- WHAT IS EXPECTED -
Report the count of lines where the string "content" appears, and nothing else.

# start of THE INPUT

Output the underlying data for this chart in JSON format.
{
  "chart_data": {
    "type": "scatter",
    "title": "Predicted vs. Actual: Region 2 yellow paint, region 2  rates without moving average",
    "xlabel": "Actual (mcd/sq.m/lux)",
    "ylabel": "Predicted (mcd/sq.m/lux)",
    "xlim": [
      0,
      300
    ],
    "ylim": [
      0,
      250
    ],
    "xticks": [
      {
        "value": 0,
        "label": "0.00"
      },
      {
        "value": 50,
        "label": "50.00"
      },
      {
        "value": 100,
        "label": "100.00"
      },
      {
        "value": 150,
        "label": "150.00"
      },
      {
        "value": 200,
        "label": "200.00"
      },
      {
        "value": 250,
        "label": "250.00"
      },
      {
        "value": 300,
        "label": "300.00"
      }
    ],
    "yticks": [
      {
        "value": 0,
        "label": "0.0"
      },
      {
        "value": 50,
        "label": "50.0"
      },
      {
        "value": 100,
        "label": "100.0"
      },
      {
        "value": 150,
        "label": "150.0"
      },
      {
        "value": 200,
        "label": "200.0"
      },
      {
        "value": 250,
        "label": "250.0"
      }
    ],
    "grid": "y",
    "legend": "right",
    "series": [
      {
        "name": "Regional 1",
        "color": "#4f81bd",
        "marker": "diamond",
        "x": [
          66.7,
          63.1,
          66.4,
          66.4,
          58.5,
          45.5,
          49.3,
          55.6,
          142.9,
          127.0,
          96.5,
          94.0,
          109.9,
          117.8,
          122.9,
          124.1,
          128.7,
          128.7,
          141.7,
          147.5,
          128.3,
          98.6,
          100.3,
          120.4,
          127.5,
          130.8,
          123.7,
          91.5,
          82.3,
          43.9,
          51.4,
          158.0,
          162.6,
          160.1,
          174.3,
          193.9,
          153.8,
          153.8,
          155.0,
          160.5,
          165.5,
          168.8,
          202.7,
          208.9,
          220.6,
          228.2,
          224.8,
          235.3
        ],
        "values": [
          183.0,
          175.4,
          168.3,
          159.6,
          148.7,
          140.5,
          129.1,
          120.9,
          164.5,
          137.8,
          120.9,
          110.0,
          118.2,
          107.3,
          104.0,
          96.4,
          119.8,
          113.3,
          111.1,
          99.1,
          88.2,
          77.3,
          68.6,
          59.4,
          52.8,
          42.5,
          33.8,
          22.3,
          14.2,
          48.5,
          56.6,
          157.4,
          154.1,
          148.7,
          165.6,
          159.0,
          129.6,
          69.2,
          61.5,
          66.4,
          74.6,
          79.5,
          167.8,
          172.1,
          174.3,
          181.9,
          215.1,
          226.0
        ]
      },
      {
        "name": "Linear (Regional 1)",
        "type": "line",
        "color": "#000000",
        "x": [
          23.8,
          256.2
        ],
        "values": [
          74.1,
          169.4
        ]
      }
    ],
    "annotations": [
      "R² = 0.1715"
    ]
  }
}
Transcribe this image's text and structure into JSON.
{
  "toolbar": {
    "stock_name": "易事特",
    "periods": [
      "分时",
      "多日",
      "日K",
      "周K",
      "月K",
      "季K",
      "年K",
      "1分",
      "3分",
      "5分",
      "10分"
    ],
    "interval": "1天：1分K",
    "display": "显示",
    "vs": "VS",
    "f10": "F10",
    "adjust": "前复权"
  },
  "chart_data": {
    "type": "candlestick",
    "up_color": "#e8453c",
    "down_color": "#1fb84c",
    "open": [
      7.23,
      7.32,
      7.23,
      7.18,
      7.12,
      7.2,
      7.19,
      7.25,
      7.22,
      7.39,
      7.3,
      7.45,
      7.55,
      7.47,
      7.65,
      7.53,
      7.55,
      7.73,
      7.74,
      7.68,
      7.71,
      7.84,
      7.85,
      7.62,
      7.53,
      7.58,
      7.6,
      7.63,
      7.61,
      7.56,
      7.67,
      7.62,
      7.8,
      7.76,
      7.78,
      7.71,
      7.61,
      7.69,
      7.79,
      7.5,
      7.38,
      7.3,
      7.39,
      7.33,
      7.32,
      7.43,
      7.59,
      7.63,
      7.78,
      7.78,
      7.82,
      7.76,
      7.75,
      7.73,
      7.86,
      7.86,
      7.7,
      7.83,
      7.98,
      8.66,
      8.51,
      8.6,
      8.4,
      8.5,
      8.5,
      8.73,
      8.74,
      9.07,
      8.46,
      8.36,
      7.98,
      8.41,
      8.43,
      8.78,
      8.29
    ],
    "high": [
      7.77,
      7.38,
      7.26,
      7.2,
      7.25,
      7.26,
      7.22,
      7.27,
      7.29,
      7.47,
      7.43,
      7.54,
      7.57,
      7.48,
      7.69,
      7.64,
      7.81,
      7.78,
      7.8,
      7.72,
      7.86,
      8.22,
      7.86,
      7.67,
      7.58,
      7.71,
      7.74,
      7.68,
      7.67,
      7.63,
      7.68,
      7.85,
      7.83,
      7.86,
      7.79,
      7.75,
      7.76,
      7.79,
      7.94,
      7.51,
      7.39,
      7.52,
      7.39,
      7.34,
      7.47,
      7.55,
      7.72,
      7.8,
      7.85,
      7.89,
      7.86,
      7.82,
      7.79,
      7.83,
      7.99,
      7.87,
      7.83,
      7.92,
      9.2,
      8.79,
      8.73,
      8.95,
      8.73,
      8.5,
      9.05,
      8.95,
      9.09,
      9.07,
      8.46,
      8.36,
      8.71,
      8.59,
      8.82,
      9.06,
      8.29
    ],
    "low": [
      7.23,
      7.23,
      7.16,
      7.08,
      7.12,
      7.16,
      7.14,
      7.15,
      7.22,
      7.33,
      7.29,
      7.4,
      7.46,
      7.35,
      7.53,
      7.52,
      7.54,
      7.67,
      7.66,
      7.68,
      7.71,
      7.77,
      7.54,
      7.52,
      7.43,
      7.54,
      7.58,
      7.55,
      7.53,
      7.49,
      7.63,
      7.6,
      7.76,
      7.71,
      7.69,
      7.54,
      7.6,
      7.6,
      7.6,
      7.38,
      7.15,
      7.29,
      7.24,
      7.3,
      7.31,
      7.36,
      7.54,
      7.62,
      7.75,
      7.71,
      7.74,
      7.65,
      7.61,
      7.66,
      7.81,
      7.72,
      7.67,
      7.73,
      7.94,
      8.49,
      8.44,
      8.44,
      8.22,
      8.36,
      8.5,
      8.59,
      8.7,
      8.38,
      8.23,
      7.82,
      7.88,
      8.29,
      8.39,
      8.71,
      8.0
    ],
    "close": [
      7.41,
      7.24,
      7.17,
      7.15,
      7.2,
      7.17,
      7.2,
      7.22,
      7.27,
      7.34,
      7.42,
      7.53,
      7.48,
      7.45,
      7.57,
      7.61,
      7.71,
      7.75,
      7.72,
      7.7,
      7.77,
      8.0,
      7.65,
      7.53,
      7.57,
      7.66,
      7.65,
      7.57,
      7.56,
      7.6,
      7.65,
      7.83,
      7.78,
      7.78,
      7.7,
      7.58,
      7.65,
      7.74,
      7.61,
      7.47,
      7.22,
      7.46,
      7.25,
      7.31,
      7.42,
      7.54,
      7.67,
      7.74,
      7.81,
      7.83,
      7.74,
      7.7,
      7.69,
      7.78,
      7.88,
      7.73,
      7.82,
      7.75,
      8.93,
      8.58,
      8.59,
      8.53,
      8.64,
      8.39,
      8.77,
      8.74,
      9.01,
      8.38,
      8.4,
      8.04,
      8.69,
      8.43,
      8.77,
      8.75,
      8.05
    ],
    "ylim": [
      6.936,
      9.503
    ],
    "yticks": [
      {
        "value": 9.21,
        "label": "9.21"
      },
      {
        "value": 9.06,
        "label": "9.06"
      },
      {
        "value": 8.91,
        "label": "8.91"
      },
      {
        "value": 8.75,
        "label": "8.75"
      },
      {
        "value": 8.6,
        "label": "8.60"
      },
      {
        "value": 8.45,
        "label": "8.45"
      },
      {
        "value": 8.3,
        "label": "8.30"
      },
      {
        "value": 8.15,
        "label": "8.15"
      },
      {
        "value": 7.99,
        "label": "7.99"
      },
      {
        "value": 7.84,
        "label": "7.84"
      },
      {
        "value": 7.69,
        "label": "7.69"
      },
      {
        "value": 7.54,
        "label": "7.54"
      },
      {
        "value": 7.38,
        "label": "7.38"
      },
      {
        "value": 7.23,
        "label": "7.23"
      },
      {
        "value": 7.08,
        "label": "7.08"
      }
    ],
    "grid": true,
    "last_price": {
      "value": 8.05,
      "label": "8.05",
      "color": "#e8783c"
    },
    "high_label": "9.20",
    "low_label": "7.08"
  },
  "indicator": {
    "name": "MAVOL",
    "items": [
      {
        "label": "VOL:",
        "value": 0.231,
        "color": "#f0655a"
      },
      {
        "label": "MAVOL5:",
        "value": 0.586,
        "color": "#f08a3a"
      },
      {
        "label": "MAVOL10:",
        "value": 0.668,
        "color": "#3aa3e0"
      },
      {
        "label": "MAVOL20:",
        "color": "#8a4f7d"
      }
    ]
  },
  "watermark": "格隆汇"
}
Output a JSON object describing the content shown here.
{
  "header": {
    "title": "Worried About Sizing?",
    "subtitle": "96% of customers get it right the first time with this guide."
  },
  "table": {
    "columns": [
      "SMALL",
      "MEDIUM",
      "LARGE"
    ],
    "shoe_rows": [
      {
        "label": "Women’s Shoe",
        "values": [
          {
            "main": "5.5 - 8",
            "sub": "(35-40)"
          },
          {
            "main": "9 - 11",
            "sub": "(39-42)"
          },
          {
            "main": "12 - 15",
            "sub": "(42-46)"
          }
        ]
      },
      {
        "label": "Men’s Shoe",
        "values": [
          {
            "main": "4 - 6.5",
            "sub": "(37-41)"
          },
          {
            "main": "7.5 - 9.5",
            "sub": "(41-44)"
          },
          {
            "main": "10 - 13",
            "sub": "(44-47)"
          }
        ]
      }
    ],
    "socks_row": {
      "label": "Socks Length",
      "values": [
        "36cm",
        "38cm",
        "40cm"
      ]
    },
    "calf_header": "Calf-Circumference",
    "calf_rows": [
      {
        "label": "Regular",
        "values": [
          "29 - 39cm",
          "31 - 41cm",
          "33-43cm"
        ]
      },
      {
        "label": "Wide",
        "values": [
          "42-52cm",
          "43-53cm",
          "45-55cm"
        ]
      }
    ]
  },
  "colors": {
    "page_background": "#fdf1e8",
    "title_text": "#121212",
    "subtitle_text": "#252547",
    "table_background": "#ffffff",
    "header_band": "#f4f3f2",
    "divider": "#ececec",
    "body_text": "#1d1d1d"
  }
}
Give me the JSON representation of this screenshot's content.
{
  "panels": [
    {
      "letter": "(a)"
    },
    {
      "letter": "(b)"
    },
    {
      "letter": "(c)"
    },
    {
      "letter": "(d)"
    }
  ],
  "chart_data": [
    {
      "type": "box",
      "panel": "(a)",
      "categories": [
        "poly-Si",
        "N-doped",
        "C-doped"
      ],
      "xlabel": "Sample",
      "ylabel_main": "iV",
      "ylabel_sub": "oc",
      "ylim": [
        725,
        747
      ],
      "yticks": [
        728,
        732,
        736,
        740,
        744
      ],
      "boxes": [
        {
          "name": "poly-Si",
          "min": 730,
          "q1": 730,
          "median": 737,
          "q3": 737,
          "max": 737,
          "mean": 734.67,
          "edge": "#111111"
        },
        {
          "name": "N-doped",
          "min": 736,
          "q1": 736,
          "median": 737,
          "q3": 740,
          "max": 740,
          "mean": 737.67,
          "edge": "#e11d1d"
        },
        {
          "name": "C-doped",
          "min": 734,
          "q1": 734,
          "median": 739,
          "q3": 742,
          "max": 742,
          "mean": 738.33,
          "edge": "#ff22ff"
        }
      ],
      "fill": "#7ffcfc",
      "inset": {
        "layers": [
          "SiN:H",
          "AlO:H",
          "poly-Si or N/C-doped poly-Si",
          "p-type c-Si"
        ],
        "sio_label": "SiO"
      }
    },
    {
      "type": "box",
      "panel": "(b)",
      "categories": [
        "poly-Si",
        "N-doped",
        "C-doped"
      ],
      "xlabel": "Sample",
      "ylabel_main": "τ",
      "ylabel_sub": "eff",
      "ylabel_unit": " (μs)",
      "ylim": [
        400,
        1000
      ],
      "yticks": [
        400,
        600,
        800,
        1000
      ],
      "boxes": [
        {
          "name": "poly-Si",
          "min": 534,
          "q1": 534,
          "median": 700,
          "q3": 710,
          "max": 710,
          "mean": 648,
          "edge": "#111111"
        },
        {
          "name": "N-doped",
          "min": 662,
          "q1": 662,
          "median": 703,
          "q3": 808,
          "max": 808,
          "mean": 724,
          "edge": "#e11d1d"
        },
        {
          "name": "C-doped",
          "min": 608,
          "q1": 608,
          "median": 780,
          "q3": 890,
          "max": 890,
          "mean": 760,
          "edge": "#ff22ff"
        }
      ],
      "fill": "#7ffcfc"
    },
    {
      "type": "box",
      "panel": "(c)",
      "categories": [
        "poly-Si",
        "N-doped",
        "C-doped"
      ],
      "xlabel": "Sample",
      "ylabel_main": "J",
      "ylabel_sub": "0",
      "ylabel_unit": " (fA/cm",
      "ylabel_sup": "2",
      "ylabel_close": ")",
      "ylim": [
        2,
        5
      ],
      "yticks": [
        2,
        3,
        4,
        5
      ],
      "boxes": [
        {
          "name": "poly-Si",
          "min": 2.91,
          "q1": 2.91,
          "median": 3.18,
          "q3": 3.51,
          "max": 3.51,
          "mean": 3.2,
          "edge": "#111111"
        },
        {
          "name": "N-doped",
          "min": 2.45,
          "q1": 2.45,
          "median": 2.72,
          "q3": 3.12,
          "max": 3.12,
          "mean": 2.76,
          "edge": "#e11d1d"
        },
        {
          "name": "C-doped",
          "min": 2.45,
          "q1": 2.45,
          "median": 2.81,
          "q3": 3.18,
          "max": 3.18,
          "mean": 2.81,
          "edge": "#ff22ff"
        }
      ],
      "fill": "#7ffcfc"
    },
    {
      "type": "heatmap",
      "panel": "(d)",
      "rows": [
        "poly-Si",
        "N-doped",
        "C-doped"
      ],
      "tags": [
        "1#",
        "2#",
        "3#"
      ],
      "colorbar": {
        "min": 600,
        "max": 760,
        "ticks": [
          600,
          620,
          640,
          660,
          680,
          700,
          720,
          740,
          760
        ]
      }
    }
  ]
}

# end of THE INPUT

- THE COMPLETED TASK -
2